§ DATA FOR THIS TASK:

┄┄┄┄┄┄┄┄┄┄

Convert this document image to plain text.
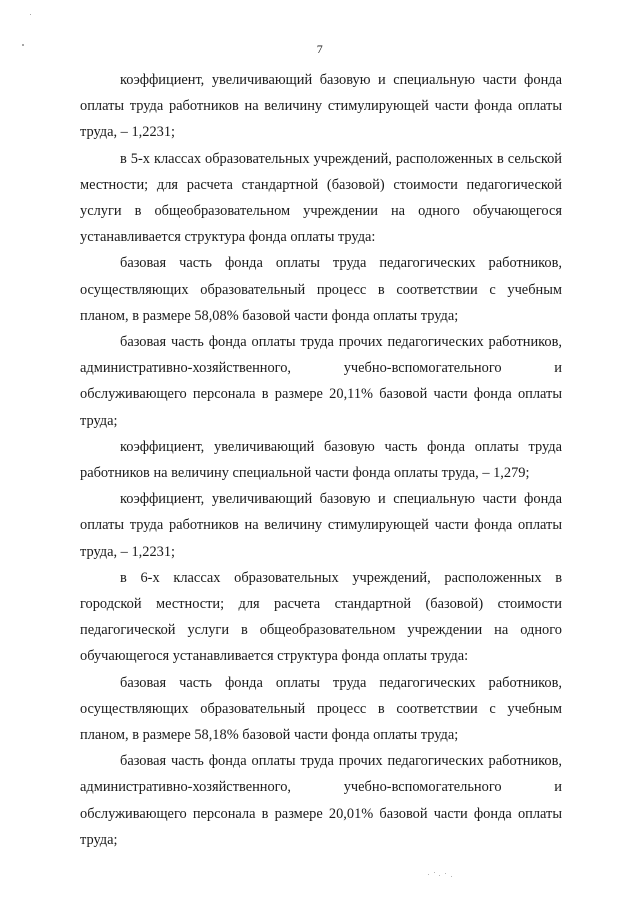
7

коэффициент, увеличивающий базовую и специальную части фонда оплаты труда работников на величину стимулирующей части фонда оплаты труда, – 1,2231;

в 5-х классах образовательных учреждений, расположенных в сельской местности; для расчета стандартной (базовой) стоимости педагогической услуги в общеобразовательном учреждении на одного обучающегося устанавливается структура фонда оплаты труда:

базовая часть фонда оплаты труда педагогических работников, осуществляющих образовательный процесс в соответствии с учебным планом, в размере 58,08% базовой части фонда оплаты труда;

базовая часть фонда оплаты труда прочих педагогических работников, административно-хозяйственного, учебно-вспомогательного и обслуживающего персонала в размере 20,11% базовой части фонда оплаты труда;

коэффициент, увеличивающий базовую часть фонда оплаты труда работников на величину специальной части фонда оплаты труда, – 1,279;

коэффициент, увеличивающий базовую и специальную части фонда оплаты труда работников на величину стимулирующей части фонда оплаты труда, – 1,2231;

в 6-х классах образовательных учреждений, расположенных в городской местности; для расчета стандартной (базовой) стоимости педагогической услуги в общеобразовательном учреждении на одного обучающегося устанавливается структура фонда оплаты труда:

базовая часть фонда оплаты труда педагогических работников, осуществляющих образовательный процесс в соответствии с учебным планом, в размере 58,18% базовой части фонда оплаты труда;

базовая часть фонда оплаты труда прочих педагогических работников, административно-хозяйственного, учебно-вспомогательного и обслуживающего персонала в размере 20,01% базовой части фонда оплаты труда;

┄┄┄┄┄┄┄┄┄┄

§ TASK PROMPT: What is the number of lines in the listing that include the word "учреждений"? Give that number and nothing else.

§ WRITTEN SOLUTION: 2